» **Compito breve 1**:
Aggiorna le righe dell'elenco che cominciano dal suo inizio e terminano con la riga che contiene "- envelope-icon: [68, 1158, 158, 1232]", sostituendo "code-icon" con "brackets-icon" e lasciando invariato tutto il resto.

» **Estratto del testo**:
--- --- ---
Ognuno ha tutto lo Spirito che gli serve per collaborare ad una terza opera fondamentale per capire ed essere Pentecoste: incarnare ancora il Verbo, fare di ciascuno il grembo, la casa, la tenda, una madre del Verbo di Dio. In quel tempo, lo Spirito è sceso su Maria di Nazareth, in questo tempo scende in me e in te, perché incarniamo il Vangelo, gli diamo passione e spessore, peso e importanza; lo rendiamo presente e vivo in queste strade, in queste piazze, salviamo un piccolo pezzo di Dio in noi e non lo lasciamo andare via dal nostro territorio.

padre Ermes Ronchi

Per vivere la Parola dobbiamo lasciarci amare da Dio

Se uno mi ama, osserverà la mia parola. Il primo posto nel Vangelo non spetta alla morale, ma alla fede, che è una storia d'amore con Dio, uno stringersi a Lui come di bambino al petto della madre e non la vuol lasciare, perché è vita. Se uno mi ama, vivrà la mia Parola. E noi abbiamo capito male, come se fosse scritto: osserverà i miei comandamenti. Ma la Parola non si riduce a comandamenti, è molto di più. La Parola «opera in voi che credete» (1 Ts 2,13), crea, genera, accende, spalanca orizzonti, illumina passi, semina di vita i campi della vita.
Noi pensiamo: Se osservo le sue leggi, io amo Dio. E non è così, perché puoi essere un cristiano osservante anche per paura, per ricerca di vantaggi, o per sensi di colpa.
Ci hanno insegnato: se ti penti, Dio ti userà misericordia. Invece la misericordia previene il pentimento, il tempo della misericordia è l'anticipo, quello di Dio è amore preveniente.
Cosa vuol dire amare il Signore Gesù? Come si fa? L'amore a Dio è un'emozione, un gesto o molti gesti di carità, molte preghiere e sacrifici? No. Amare comincia con una resa a Dio, con il lasciarsi amare. Dio non si merita, si accoglie.
Proprio come continua il Vangelo oggi: e noi verremo a lui e prenderemo dimora presso di lui. Noi siamo il cielo di Dio, abitato da Dio intero, cielo spazioso in cui spazia il Signore della vita. Un campo dove cade pioggia di vita, in cui il sole sveglia i germogli del grano. Capisco che non posso fare affidamento sui pochi centesimi di amore che soli mi appartengono, non bastano per quasi nulla. Nei momenti difficili, se non ci fossi tu, Padre saldo, Figlio tenero, Spirito vitale, cosa potrei comprare con le mie monetine? Lo Spirito vi insegnerà ogni cosa e vi ricorderà tutto quello che vi ho detto. Si tratta di una affermazione che scintilla di profezia. Insegnare e ricordare, sono i due verbi dove soffia lo Spirito:
il riportare al cuore le grandi parole di Gesù e l'apprendimento di nuove sillabe divine;
ciò che è stato detto "in quei giorni" e ciò che lo Spirito continua a insegnare in questo tempo. L'umiltà di Gesù: neppure lui ha insegnato tutto, se ne va e avrebbe ancora cose da trasmettere. La libertà di Gesù: non chiude i suoi dentro recinti di parole ma insegna sentieri, spazi di ricerca e di scoperta, dove ha casa lo Spirito. Che bella questa Chiesa e questa umanità profetiche, catturate dal Soffio di Dio! Questo Spirito che convoca tutti, non soltanto i profeti di un tempo, o le gerarchie di oggi, ma tutti noi, toccati al cuore da Cristo e che non finiamo di inseguirne le tracce. E ci fa rinascere come cercatori d'oro, impegnati a inventare luoghi dove si parli con amore dell'Amore.
--- --- ---
» **Compito breve 2**:
Rispondi a queste domande sull'estratto del testo.
(a) Secondo l'estratto, a che cosa spetta il primo posto nel Vangelo?
(b) Quali sono i due verbi in cui, secondo l'estratto, soffia lo Spirito?
(c) Per quali motivi, secondo l'estratto, si può essere un cristiano osservante?

Elenchi di elementi annotati
--- --- ---
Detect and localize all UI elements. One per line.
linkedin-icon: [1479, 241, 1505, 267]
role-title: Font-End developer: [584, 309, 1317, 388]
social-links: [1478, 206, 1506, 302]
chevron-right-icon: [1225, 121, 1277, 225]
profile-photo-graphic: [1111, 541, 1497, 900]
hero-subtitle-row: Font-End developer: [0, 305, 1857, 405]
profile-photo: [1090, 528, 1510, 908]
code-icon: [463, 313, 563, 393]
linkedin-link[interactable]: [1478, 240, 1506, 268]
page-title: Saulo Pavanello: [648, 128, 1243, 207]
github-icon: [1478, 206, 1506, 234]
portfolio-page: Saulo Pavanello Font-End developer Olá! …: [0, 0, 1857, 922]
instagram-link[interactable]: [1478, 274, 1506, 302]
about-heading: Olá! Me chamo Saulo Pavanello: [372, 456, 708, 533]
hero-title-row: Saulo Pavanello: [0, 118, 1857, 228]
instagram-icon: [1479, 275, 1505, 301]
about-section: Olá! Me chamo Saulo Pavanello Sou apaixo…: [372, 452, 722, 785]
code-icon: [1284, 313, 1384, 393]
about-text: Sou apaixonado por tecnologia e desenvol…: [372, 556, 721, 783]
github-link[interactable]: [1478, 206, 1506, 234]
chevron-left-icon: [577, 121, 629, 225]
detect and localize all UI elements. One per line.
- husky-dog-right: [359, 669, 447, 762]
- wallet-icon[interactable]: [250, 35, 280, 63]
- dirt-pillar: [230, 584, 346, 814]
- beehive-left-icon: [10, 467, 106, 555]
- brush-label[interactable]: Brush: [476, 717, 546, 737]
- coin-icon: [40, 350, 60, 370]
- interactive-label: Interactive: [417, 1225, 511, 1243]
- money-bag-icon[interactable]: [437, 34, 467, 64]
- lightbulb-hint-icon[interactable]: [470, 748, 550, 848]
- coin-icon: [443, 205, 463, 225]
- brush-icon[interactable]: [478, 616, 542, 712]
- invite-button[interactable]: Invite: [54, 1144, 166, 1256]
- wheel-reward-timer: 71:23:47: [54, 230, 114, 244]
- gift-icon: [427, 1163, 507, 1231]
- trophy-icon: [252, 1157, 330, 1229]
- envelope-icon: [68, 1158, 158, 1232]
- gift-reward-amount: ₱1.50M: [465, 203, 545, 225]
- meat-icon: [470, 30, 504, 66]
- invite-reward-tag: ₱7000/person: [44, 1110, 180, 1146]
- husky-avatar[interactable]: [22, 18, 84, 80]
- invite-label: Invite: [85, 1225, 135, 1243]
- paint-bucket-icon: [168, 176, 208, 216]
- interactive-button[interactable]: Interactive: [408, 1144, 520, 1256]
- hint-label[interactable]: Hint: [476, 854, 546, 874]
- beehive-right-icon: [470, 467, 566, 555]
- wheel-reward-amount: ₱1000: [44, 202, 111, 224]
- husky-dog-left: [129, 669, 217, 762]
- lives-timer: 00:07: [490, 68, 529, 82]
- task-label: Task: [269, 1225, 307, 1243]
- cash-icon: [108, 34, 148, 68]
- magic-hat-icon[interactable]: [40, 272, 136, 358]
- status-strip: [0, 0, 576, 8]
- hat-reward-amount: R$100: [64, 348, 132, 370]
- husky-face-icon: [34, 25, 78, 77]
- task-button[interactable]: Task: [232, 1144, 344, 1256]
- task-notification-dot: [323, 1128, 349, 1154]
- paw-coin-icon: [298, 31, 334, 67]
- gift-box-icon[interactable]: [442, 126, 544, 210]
--- --- ---
» **Risposta corretta 1**:
Detect and localize all UI elements. One per line.
linkedin-icon: [1479, 241, 1505, 267]
role-title: Font-End developer: [584, 309, 1317, 388]
social-links: [1478, 206, 1506, 302]
chevron-right-icon: [1225, 121, 1277, 225]
profile-photo-graphic: [1111, 541, 1497, 900]
hero-subtitle-row: Font-End developer: [0, 305, 1857, 405]
profile-photo: [1090, 528, 1510, 908]
brackets-icon: [463, 313, 563, 393]
linkedin-link[interactable]: [1478, 240, 1506, 268]
page-title: Saulo Pavanello: [648, 128, 1243, 207]
github-icon: [1478, 206, 1506, 234]
portfolio-page: Saulo Pavanello Font-End developer Olá! …: [0, 0, 1857, 922]
instagram-link[interactable]: [1478, 274, 1506, 302]
about-heading: Olá! Me chamo Saulo Pavanello: [372, 456, 708, 533]
hero-title-row: Saulo Pavanello: [0, 118, 1857, 228]
instagram-icon: [1479, 275, 1505, 301]
about-section: Olá! Me chamo Saulo Pavanello Sou apaixo…: [372, 452, 722, 785]
brackets-icon: [1284, 313, 1384, 393]
about-text: Sou apaixonado por tecnologia e desenvol…: [372, 556, 721, 783]
github-link[interactable]: [1478, 206, 1506, 234]
chevron-left-icon: [577, 121, 629, 225]
detect and localize all UI elements. One per line.
- husky-dog-right: [359, 669, 447, 762]
- wallet-icon[interactable]: [250, 35, 280, 63]
- dirt-pillar: [230, 584, 346, 814]
- beehive-left-icon: [10, 467, 106, 555]
- brush-label[interactable]: Brush: [476, 717, 546, 737]
- coin-icon: [40, 350, 60, 370]
- interactive-label: Interactive: [417, 1225, 511, 1243]
- money-bag-icon[interactable]: [437, 34, 467, 64]
- lightbulb-hint-icon[interactable]: [470, 748, 550, 848]
- coin-icon: [443, 205, 463, 225]
- brush-icon[interactable]: [478, 616, 542, 712]
- invite-button[interactable]: Invite: [54, 1144, 166, 1256]
- wheel-reward-timer: 71:23:47: [54, 230, 114, 244]
- gift-icon: [427, 1163, 507, 1231]
- trophy-icon: [252, 1157, 330, 1229]
- envelope-icon: [68, 1158, 158, 1232]

» **Risposta corretta 2**:
(a) Il primo posto nel Vangelo spetta alla fede, non alla morale.
(b) I due verbi sono insegnare e ricordare.
(c) Si può essere un cristiano osservante per paura, per ricerca di vantaggi o per sensi di colpa.